[start of Data in this exercise]

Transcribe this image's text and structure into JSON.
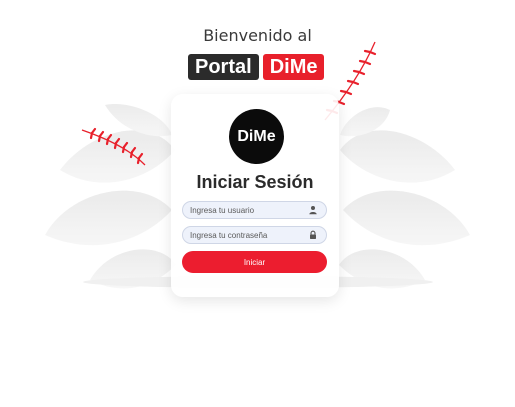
{
  "header": {
    "welcome_text": "Bienvenido al",
    "brand_left": "Portal",
    "brand_right": "DiMe"
  },
  "login": {
    "logo_text": "DiMe",
    "title": "Iniciar Sesión",
    "username_placeholder": "Ingresa tu usuario",
    "password_placeholder": "Ingresa tu contraseña",
    "submit_label": "Iniciar"
  },
  "icons": {
    "username": "user-icon",
    "password": "lock-icon"
  },
  "colors": {
    "accent": "#ec1d2f",
    "brand_dark": "#2b2b2b",
    "input_bg": "#eef2fb"
  }
}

[end of Data in this exercise]

* What you are asked to do
Output the entries above exactly, without their pictures.

* In response
Transcribe this image's text and structure into JSON.
{
  "header": {
    "welcome_text": "Bienvenido al",
    "brand_left": "Portal",
    "brand_right": "DiMe"
  },
  "login": {
    "logo_text": "DiMe",
    "title": "Iniciar Sesión",
    "username_placeholder": "Ingresa tu usuario",
    "password_placeholder": "Ingresa tu contraseña",
    "submit_label": "Iniciar"
  },
  "icons": {
    "username": "user-icon",
    "password": "lock-icon"
  },
  "colors": {
    "accent": "#ec1d2f",
    "brand_dark": "#2b2b2b",
    "input_bg": "#eef2fb"
  }
}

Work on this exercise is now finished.